» **SUPPLIED DATA**:
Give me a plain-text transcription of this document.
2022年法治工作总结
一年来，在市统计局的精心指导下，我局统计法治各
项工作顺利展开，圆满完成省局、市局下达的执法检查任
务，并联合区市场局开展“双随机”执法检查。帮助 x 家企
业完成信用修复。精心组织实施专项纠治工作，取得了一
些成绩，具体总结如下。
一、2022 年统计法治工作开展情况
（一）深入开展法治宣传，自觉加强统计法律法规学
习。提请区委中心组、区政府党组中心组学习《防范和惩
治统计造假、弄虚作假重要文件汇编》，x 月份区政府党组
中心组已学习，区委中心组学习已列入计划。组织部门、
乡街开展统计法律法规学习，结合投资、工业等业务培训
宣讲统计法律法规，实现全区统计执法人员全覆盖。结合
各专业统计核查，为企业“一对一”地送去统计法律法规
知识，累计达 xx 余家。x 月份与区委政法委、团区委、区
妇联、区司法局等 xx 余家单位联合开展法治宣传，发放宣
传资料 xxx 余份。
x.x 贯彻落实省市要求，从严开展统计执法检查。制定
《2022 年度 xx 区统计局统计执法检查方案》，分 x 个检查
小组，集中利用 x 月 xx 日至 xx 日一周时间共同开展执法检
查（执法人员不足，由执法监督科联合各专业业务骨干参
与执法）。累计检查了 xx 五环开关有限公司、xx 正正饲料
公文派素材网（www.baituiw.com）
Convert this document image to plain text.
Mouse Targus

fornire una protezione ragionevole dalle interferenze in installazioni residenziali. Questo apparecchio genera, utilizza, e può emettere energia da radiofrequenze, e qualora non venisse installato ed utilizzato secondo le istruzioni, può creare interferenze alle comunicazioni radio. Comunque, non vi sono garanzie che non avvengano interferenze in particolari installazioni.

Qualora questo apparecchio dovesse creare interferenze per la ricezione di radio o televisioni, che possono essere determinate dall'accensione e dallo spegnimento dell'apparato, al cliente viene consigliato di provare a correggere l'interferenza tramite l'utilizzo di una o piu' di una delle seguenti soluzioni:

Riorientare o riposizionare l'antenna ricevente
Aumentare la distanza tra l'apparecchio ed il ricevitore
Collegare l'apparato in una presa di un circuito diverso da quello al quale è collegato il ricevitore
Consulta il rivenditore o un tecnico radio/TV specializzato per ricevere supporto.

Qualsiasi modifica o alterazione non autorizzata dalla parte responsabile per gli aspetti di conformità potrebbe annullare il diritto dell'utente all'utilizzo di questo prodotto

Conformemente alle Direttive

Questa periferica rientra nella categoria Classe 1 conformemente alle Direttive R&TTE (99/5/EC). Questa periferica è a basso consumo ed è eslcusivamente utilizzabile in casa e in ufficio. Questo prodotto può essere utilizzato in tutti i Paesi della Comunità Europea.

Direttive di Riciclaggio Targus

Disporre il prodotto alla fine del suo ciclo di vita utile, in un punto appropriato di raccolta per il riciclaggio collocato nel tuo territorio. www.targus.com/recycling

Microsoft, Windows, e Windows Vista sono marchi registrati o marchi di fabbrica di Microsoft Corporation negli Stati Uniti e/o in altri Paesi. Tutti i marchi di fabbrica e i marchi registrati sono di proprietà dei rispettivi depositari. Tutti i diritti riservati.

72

» **WHAT IS REQUIRED**: Pick out every line above that holds the word "this" and copy it.

» **ANSWER BELOW**:
Give me a plain-text transcription of this document.
Convert this document image to plain text.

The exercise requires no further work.